## START Recorded data
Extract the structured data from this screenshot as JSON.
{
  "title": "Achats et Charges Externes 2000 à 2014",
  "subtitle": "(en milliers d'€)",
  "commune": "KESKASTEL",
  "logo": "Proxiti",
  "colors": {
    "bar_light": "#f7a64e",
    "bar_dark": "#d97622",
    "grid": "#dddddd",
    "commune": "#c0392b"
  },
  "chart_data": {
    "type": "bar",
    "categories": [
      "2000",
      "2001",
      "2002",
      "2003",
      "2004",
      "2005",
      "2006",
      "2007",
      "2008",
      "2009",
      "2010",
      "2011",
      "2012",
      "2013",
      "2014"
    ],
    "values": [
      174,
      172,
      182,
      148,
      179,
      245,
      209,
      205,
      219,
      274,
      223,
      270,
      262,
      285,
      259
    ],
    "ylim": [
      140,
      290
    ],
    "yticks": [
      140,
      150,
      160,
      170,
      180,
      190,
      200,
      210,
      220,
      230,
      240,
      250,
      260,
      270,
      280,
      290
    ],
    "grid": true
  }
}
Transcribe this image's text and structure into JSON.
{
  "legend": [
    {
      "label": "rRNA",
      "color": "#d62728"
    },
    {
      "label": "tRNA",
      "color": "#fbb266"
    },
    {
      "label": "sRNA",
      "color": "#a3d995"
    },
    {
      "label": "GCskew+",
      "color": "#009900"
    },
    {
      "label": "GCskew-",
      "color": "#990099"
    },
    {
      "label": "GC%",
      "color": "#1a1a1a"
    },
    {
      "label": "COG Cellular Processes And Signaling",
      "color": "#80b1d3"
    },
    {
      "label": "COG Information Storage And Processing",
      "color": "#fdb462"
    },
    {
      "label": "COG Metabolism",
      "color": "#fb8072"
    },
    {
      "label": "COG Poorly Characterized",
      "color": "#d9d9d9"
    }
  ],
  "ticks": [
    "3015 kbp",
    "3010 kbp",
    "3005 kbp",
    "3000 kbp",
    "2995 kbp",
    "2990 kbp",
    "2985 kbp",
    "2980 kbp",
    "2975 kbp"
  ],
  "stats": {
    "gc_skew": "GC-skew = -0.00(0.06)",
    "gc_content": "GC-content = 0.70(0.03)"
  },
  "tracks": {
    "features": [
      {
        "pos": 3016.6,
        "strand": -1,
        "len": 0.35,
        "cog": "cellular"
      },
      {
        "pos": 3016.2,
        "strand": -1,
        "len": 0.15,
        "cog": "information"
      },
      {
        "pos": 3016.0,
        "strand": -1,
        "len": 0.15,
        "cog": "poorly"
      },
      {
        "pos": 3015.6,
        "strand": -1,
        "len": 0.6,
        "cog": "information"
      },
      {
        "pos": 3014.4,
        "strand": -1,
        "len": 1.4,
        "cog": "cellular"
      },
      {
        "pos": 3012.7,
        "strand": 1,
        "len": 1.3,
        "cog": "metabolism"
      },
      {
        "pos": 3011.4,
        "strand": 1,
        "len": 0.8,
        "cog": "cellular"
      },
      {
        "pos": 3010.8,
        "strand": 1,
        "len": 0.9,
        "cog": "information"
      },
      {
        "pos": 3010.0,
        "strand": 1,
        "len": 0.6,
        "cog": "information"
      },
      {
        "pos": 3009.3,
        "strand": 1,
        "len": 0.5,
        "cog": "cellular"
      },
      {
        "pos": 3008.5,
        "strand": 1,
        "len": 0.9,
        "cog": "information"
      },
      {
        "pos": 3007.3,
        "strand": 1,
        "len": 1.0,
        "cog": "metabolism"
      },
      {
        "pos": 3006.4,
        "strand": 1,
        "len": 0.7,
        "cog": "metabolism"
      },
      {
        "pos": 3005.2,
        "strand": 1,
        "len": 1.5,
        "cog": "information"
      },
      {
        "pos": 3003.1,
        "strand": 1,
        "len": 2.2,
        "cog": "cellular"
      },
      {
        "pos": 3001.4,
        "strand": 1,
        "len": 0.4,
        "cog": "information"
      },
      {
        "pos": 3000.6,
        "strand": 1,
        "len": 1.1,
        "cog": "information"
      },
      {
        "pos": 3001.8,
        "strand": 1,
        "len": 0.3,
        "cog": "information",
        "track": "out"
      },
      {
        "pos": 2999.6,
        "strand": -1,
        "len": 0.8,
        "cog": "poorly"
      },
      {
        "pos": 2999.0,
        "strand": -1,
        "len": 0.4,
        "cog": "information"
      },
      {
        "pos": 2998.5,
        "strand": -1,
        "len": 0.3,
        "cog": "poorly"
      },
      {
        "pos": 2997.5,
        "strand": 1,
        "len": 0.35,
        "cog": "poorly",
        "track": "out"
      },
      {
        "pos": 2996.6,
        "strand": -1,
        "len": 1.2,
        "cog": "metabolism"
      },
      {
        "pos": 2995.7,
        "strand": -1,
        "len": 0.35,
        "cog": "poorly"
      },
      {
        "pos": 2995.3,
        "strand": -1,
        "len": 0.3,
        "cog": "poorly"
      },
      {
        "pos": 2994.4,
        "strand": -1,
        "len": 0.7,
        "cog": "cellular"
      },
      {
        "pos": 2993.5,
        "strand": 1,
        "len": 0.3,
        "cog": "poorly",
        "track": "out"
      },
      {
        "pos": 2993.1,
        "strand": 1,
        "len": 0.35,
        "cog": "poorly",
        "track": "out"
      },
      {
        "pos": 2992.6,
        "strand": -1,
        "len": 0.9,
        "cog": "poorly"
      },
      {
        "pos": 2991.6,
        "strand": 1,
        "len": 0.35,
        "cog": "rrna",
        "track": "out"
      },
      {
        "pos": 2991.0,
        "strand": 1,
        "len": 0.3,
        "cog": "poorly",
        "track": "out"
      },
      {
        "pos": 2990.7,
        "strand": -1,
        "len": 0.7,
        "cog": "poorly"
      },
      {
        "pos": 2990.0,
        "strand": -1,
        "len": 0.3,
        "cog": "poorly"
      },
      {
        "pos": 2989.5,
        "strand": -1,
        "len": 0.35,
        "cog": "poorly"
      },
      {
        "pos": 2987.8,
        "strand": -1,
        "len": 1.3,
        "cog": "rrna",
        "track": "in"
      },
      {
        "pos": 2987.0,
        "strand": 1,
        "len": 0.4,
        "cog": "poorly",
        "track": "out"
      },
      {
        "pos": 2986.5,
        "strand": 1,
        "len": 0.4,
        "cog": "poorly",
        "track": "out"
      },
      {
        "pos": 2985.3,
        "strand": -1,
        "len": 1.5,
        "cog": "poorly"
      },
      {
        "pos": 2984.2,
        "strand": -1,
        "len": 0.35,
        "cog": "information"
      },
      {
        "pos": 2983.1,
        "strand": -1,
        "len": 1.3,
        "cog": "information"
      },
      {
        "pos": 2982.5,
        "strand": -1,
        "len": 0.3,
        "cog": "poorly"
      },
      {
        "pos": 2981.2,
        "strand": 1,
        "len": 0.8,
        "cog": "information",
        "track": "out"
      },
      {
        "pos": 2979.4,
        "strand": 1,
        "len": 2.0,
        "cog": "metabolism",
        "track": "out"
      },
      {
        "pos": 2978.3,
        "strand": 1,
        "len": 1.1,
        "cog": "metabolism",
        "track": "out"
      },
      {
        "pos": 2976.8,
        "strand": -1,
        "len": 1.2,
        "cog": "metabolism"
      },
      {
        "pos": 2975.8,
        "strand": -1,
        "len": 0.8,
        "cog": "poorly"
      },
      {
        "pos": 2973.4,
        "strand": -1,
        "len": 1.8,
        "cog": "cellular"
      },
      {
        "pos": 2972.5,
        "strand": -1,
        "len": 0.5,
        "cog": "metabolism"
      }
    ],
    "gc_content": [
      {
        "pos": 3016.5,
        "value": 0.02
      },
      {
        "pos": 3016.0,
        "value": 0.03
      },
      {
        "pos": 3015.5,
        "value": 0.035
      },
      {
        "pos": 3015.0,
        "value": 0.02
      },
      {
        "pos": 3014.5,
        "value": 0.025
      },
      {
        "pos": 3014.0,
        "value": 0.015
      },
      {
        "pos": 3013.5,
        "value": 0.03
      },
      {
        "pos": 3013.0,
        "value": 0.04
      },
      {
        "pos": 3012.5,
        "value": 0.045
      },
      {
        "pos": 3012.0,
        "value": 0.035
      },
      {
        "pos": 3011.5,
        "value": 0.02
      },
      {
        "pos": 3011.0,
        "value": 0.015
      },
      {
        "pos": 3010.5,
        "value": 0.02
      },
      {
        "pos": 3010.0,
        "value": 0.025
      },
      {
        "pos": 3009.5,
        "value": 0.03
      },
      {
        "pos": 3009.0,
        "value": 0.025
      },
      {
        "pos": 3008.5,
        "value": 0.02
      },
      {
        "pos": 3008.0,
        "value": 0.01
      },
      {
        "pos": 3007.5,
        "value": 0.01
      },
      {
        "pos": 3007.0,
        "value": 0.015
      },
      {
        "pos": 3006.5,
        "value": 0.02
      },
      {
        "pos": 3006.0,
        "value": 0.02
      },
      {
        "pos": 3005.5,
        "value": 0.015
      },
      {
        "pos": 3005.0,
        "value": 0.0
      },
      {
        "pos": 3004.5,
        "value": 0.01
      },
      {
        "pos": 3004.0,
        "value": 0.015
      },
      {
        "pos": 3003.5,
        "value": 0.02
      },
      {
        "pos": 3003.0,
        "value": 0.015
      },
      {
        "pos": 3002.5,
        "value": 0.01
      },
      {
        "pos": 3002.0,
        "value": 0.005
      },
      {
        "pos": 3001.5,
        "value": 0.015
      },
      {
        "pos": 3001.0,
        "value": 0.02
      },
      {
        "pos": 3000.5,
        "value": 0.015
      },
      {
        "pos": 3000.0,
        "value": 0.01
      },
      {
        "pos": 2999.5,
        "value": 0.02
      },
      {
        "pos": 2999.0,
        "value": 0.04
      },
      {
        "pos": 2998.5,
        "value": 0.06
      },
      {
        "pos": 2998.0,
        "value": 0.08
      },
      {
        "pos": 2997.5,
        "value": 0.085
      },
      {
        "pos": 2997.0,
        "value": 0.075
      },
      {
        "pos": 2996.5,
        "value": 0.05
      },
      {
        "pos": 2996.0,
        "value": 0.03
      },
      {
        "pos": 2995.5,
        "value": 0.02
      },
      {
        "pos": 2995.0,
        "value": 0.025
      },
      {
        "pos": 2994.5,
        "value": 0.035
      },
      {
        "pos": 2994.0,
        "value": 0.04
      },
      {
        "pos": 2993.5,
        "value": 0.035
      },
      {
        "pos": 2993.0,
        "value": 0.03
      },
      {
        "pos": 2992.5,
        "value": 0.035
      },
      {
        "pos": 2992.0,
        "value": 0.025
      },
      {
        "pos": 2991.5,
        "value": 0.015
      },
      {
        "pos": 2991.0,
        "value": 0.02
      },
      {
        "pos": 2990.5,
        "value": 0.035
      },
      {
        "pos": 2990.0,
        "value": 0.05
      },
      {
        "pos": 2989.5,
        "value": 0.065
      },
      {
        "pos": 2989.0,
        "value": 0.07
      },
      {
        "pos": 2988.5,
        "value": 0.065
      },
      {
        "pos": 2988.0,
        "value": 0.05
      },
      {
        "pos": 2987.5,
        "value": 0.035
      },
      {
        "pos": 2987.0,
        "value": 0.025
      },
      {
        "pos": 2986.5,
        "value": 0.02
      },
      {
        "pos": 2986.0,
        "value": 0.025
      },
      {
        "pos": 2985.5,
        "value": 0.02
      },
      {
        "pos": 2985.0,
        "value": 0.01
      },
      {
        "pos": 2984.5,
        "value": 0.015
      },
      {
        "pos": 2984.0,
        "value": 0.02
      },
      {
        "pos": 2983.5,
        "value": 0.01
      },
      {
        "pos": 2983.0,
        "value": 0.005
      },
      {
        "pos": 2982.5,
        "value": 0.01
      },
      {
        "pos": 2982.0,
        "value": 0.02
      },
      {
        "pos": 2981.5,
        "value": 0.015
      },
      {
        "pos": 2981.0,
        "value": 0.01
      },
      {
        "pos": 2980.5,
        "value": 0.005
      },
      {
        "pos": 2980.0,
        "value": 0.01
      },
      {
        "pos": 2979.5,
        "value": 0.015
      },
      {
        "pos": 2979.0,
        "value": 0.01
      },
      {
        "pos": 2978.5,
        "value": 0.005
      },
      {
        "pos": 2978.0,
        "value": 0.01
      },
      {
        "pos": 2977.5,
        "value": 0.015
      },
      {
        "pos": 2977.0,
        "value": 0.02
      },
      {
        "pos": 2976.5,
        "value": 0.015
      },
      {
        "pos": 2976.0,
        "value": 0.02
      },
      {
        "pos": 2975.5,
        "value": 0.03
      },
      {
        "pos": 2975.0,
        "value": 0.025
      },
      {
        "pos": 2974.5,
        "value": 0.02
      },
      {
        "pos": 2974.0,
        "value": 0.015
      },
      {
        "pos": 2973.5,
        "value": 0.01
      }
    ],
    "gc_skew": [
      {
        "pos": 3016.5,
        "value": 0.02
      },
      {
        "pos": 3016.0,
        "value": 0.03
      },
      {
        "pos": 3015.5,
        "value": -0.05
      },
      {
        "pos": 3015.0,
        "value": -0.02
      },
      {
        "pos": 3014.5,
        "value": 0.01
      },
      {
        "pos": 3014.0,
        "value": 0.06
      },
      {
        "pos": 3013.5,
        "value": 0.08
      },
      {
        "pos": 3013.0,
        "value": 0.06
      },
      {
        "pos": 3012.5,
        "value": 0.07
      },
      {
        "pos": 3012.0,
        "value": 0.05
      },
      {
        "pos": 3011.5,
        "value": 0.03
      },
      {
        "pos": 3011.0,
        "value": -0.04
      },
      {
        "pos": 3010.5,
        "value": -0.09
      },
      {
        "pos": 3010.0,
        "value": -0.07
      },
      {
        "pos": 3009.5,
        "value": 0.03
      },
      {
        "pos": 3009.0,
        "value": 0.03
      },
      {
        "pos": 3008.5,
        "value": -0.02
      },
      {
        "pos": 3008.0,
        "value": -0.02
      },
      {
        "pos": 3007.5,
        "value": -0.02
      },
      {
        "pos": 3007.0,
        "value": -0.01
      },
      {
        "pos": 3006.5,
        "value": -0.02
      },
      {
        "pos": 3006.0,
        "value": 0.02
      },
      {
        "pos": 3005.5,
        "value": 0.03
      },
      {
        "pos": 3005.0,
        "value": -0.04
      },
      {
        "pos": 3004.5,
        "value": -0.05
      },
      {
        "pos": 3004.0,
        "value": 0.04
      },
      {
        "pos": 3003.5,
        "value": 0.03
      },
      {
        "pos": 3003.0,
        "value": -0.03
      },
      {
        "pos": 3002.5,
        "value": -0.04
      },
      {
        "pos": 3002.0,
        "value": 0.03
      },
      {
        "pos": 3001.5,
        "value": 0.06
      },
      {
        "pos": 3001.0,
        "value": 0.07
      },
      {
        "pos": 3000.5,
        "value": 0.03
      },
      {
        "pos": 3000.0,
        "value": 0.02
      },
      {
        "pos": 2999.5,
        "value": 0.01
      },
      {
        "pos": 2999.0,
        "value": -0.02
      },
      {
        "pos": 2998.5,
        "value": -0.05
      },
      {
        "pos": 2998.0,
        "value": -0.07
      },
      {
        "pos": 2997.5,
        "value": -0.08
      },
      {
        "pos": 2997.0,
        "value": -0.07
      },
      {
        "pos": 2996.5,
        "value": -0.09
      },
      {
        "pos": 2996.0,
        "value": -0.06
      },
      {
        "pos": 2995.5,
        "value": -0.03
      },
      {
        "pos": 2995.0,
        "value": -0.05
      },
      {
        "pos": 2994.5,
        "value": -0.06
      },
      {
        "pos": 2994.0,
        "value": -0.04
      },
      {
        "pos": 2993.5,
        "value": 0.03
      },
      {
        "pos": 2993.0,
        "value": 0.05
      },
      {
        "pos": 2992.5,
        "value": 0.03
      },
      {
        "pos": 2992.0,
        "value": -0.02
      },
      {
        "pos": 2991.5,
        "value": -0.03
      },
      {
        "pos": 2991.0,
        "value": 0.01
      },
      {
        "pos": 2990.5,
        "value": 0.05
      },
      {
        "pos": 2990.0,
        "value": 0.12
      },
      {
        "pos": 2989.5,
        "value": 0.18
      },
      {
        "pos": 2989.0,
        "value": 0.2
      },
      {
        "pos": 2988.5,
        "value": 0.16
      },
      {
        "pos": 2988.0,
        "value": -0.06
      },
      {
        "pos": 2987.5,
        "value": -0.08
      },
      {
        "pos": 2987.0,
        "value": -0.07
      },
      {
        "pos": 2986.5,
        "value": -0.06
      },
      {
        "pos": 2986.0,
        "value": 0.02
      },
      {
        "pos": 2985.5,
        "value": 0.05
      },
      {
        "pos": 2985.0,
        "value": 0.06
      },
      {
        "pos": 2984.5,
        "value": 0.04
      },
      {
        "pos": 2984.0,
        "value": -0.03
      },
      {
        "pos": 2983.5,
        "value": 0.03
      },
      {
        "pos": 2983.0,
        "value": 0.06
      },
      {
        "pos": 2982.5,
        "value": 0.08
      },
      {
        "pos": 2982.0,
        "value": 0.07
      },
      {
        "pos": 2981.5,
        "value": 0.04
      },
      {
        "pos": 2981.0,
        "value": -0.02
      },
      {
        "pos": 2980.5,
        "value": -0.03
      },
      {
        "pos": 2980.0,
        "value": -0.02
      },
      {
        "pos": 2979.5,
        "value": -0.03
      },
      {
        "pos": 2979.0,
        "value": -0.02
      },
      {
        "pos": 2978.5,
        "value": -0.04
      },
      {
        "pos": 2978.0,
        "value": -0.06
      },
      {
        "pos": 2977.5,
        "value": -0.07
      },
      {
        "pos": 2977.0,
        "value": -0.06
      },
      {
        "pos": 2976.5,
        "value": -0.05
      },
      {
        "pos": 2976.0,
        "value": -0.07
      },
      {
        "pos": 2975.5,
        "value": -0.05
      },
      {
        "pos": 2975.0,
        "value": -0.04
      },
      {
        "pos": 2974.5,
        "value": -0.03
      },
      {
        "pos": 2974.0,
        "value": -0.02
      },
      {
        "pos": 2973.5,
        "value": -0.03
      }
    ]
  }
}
## END Recorded data
> _What is being asked_:
Using the data above, copy each line that contains "this".

> _Result_:
Extract the structured data from this screenshot as JSON.
Transcribe this image's text and structure into JSON.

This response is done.